• ENUNCIADO DA TAREFA: Por favor, atualize o artigo sobre Vicente do Rego Monteiro em tudo desde "indígena e ares" até "Moderna em 1922.", trocando "cubismo" por "expressionismo", e reproduza esse trecho.

• ARTIGO:
· · · · ·
Por volta de 1930 e 1950, o artista recifense Vicente do Rego Monteiro viveu

entre Recife e Paris. Na capital francesa, concluiu seus estudos em instituições de arte e

aprimorou sua técnica em pintura. Do círculo de intelectuais e artistas franceses,

Vicente extraiu, então, suas principais influências, embora carregasse, como

característica de sua obra, tópicos especificamente brasileiros, tematizando a cultura

indígena e ares da região nordeste do Brasil. A pintura de Vicente remonta aspectos

vanguardistas próprios do futurismo e, principalmente, do cubismo ao apresentar um

trabalho com traços geométricos bem definidos. Sua obra se encaixa, portanto, na arte

considerada modernista, sendo, inclusive, exposta na conhecida Semana de Arte

Moderna em 1922.

A pintura de Vicente do Rego Monteiro foi também tematizada por João Cabral.
· · · · ·
• Registros armazenados:
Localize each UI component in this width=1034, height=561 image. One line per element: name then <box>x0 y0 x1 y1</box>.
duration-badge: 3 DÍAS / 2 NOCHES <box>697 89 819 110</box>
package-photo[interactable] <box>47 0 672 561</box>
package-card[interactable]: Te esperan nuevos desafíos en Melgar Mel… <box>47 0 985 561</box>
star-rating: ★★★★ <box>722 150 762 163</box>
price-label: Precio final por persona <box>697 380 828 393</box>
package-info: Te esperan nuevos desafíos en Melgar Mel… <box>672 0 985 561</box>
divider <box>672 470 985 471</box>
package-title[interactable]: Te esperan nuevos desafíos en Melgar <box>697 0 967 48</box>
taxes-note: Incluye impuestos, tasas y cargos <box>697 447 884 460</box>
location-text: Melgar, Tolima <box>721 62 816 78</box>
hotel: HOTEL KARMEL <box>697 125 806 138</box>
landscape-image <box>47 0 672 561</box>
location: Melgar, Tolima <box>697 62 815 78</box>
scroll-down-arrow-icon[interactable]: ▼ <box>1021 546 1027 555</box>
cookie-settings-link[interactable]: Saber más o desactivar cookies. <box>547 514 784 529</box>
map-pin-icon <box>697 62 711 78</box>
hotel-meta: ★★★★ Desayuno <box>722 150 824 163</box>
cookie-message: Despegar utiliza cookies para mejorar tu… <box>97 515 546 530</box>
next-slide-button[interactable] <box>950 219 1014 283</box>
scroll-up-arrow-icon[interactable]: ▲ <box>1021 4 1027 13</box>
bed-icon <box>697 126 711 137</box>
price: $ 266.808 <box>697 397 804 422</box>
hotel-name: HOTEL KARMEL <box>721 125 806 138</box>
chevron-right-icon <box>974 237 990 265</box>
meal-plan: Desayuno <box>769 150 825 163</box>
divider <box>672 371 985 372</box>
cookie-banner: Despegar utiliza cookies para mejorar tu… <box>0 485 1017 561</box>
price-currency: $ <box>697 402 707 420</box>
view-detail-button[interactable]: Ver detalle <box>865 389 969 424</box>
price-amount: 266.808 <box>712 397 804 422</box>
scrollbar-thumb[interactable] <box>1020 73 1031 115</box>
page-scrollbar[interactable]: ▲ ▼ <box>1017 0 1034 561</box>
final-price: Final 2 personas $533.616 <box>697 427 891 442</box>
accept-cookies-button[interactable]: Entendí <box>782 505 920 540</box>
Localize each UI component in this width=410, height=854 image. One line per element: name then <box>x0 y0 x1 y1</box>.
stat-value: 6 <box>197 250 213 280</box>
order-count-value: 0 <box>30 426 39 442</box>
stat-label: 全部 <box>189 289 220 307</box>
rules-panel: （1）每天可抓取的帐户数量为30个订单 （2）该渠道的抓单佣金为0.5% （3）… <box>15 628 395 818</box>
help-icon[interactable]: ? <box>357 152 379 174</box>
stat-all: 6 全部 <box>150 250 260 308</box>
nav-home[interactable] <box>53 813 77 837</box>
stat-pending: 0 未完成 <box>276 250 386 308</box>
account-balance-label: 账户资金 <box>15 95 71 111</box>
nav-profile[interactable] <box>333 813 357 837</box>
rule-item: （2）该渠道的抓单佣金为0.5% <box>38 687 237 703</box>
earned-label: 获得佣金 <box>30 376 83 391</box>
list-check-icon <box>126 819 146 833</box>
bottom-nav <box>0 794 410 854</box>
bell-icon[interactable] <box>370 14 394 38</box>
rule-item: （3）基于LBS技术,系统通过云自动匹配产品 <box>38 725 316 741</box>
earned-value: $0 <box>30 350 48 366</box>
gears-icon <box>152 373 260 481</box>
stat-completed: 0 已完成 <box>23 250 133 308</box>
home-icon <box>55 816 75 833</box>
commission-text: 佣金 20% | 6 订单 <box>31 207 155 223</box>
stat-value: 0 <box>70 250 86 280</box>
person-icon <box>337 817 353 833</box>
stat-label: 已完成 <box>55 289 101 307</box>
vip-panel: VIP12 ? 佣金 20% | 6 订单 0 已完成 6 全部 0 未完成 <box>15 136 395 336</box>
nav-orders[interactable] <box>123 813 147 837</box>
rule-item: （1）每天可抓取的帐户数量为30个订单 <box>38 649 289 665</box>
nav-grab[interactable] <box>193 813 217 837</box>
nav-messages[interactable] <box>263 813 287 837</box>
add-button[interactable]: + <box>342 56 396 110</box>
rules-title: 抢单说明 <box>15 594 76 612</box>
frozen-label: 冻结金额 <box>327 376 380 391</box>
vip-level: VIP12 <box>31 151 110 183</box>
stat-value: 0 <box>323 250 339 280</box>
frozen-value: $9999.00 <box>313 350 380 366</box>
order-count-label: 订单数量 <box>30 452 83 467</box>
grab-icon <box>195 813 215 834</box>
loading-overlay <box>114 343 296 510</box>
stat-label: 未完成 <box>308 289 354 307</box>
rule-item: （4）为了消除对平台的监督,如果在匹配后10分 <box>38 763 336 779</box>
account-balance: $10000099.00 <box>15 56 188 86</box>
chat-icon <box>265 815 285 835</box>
· · · · ·
• EXERCÍCIO RESOLVIDO:
indígena e ares da região nordeste do Brasil. A pintura de Vicente remonta aspectos

vanguardistas próprios do futurismo e, principalmente, do expressionismo ao apresentar um

trabalho com traços geométricos bem definidos. Sua obra se encaixa, portanto, na arte

considerada modernista, sendo, inclusive, exposta na conhecida Semana de Arte

Moderna em 1922.